Exercise brief - From the records, pick out and copy each line containing "description".

Data entries -
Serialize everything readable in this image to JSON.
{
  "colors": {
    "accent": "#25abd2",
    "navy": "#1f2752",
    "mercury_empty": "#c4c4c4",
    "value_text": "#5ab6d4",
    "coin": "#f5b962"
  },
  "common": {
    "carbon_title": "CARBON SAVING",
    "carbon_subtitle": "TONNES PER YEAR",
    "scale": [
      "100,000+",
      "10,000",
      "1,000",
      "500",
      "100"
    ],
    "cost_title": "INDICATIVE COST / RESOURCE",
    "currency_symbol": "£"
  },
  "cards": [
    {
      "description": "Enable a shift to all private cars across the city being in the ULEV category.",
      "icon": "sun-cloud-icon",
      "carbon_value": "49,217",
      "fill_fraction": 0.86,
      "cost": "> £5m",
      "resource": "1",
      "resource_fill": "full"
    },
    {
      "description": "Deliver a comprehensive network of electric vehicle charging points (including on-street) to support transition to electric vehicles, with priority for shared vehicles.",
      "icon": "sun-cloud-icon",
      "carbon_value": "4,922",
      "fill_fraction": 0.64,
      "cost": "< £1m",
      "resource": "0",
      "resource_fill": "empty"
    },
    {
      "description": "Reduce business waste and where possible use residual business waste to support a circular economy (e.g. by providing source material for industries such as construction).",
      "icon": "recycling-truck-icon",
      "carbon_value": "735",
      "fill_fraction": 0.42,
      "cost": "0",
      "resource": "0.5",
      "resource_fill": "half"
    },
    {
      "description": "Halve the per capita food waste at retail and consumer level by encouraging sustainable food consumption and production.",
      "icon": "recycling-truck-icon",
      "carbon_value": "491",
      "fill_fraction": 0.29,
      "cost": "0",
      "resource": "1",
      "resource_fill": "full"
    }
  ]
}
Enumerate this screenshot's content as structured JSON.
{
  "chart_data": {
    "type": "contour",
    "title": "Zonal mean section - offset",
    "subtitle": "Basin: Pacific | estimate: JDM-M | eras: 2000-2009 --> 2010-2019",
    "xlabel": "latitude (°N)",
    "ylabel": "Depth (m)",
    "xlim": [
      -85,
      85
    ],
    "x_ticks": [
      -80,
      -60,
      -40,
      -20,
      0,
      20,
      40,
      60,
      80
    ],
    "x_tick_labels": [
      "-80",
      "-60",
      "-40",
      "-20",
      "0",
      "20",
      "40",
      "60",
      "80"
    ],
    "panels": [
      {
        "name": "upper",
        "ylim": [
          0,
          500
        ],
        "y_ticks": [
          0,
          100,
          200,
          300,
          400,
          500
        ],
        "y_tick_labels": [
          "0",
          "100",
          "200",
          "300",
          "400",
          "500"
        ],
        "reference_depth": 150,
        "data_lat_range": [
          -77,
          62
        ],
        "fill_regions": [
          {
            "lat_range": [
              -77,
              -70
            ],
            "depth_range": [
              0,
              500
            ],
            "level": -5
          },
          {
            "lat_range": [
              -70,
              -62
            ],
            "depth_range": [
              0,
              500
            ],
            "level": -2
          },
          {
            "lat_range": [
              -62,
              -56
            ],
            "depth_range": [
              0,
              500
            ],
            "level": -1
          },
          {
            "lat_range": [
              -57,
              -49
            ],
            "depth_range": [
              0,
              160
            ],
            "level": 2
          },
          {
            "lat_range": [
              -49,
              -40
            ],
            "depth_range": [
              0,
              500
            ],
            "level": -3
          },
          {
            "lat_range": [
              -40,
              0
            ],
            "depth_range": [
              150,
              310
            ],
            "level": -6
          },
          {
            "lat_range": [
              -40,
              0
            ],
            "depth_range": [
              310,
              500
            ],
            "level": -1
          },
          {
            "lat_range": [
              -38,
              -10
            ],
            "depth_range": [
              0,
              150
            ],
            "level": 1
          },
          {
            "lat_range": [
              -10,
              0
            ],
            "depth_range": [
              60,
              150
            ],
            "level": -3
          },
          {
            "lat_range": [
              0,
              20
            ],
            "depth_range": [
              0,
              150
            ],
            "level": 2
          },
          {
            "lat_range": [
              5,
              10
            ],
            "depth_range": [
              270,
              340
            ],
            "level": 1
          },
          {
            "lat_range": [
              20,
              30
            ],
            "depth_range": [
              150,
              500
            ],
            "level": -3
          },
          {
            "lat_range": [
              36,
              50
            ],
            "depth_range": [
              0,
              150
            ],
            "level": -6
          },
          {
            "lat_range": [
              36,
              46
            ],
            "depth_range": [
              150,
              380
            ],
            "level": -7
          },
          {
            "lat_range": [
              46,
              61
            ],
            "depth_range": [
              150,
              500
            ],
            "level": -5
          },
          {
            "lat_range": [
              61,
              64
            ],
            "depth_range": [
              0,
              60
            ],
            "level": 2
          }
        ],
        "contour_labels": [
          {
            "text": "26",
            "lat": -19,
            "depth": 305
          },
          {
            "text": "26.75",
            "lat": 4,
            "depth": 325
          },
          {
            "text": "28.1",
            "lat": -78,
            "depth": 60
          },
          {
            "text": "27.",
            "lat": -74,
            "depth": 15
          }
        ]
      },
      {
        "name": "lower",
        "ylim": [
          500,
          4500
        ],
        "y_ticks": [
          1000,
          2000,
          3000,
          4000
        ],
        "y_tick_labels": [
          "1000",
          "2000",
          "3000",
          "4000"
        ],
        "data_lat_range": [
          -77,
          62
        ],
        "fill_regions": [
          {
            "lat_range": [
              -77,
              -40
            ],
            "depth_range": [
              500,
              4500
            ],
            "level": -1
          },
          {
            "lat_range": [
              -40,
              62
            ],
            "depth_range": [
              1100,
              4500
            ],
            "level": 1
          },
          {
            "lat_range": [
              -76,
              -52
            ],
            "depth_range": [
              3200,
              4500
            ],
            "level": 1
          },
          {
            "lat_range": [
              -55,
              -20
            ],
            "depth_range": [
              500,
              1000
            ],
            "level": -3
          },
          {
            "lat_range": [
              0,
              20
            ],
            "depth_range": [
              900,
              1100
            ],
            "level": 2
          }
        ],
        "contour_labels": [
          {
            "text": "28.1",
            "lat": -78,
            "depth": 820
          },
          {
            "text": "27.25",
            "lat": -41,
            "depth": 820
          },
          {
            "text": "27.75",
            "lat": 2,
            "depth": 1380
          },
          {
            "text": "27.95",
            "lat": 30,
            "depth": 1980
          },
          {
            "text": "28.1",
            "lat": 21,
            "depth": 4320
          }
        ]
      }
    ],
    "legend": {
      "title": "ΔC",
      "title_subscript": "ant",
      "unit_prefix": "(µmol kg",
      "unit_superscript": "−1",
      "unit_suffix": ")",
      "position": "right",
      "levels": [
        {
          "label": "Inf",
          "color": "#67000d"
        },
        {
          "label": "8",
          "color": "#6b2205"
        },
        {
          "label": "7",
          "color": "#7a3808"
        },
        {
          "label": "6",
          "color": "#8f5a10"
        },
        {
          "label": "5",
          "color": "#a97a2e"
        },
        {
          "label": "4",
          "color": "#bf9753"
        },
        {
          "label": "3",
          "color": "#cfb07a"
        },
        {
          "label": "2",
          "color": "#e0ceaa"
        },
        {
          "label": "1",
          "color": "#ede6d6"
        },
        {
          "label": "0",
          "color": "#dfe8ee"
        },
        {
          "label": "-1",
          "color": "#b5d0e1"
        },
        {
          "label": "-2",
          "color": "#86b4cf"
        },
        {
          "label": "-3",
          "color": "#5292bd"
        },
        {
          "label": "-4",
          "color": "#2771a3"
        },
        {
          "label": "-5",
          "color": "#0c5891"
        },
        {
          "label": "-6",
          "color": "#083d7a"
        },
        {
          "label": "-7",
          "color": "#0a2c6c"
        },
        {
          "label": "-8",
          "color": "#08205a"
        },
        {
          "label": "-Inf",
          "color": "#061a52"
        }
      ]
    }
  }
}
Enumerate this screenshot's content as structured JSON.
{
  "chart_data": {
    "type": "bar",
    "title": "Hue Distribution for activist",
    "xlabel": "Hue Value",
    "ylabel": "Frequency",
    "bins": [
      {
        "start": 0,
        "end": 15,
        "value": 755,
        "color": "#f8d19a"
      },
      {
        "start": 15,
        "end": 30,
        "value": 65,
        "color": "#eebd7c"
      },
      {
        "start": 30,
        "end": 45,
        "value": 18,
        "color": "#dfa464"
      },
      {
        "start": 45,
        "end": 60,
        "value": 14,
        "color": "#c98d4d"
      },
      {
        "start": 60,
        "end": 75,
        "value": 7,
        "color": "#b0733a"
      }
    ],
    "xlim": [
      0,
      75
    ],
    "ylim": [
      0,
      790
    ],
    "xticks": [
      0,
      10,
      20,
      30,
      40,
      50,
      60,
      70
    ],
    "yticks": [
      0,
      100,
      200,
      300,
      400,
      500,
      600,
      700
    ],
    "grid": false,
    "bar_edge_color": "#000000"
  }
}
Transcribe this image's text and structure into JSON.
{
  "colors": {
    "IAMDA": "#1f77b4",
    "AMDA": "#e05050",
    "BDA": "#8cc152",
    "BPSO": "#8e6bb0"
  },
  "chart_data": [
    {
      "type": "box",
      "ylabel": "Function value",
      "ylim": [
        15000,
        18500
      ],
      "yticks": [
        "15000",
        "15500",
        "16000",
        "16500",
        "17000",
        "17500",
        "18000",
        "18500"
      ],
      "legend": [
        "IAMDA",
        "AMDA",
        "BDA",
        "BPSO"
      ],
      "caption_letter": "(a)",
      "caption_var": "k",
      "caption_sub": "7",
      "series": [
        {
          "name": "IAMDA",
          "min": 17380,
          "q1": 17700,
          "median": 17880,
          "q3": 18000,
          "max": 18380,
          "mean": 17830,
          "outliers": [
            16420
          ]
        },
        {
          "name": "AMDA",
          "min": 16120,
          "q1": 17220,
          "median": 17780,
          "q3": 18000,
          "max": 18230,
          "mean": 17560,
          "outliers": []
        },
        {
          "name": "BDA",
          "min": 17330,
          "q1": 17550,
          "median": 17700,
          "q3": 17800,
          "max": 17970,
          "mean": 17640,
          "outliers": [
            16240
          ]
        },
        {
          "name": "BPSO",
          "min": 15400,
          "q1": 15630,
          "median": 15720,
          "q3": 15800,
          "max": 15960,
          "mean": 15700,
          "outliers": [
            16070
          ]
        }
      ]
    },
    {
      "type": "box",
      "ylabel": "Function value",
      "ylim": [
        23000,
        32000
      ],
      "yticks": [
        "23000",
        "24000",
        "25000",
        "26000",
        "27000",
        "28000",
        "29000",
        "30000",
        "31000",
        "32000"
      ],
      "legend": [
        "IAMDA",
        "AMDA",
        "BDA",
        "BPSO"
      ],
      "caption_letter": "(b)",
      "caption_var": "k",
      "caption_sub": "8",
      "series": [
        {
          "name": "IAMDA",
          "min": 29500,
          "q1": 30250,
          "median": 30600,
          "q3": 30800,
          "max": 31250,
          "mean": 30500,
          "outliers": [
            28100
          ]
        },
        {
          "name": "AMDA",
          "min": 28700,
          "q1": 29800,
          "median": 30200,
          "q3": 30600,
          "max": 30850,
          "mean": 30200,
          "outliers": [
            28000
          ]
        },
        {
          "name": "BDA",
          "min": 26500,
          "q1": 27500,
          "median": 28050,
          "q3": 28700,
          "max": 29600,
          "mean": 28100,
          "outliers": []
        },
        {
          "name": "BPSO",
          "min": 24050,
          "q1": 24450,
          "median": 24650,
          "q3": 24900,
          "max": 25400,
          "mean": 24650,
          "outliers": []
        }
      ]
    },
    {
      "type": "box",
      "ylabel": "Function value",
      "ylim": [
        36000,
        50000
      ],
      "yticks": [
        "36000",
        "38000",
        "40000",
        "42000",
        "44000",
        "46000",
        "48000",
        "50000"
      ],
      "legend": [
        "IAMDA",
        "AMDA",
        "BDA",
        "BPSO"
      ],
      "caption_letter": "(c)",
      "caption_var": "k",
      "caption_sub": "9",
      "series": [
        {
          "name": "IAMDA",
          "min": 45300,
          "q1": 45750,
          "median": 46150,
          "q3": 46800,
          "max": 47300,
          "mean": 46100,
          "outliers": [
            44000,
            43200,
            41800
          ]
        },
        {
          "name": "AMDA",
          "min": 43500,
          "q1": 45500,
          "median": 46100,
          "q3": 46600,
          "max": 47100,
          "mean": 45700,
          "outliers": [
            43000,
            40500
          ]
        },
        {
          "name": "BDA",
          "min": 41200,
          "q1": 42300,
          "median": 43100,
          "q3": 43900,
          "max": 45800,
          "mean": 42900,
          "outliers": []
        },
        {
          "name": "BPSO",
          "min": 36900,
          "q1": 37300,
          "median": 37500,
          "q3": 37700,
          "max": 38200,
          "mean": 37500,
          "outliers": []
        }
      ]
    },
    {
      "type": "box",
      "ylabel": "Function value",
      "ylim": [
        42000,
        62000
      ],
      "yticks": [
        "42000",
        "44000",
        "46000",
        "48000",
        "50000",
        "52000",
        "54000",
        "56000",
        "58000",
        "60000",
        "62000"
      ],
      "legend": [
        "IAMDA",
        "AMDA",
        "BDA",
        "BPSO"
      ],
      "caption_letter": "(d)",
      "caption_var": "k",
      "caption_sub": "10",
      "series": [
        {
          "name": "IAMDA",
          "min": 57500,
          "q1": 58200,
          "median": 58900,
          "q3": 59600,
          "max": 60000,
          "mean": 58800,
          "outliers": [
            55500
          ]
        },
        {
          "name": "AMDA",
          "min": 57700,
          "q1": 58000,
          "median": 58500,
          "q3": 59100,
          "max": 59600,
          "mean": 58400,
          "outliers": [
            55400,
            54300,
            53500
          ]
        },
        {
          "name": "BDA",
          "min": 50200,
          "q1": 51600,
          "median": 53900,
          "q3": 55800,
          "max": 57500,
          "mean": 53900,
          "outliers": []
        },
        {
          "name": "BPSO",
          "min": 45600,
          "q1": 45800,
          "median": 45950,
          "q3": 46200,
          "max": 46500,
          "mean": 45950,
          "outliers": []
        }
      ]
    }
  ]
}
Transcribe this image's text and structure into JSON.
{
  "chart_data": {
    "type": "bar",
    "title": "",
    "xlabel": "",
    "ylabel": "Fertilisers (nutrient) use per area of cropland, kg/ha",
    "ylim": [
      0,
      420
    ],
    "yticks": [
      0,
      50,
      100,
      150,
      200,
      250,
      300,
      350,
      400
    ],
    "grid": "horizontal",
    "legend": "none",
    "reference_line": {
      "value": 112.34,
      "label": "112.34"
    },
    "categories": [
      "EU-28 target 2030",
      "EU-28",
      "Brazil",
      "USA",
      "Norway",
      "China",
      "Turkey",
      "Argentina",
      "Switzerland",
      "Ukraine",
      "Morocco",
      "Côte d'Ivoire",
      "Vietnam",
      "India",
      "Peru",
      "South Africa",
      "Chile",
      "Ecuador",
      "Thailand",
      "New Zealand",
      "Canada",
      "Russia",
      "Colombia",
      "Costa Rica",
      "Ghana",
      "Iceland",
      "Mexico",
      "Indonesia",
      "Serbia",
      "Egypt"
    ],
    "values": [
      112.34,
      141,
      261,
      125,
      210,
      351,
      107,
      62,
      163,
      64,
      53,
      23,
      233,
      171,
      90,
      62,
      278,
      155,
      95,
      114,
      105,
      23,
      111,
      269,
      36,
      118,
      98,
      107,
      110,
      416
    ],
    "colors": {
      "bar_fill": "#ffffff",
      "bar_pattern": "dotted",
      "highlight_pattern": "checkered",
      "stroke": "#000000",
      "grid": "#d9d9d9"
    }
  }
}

Full solution -
      "description": "Enable a shift to all private cars across the city being in the ULEV category.",
      "description": "Deliver a comprehensive network of electric vehicle charging points (including on-street) to support transition to electric vehicles, with priority for shared vehicles.",
      "description": "Reduce business waste and where possible use residual business waste to support a circular economy (e.g. by providing source material for industries such as construction).",
      "description": "Halve the per capita food waste at retail and consumer level by encouraging sustainable food consumption and production.",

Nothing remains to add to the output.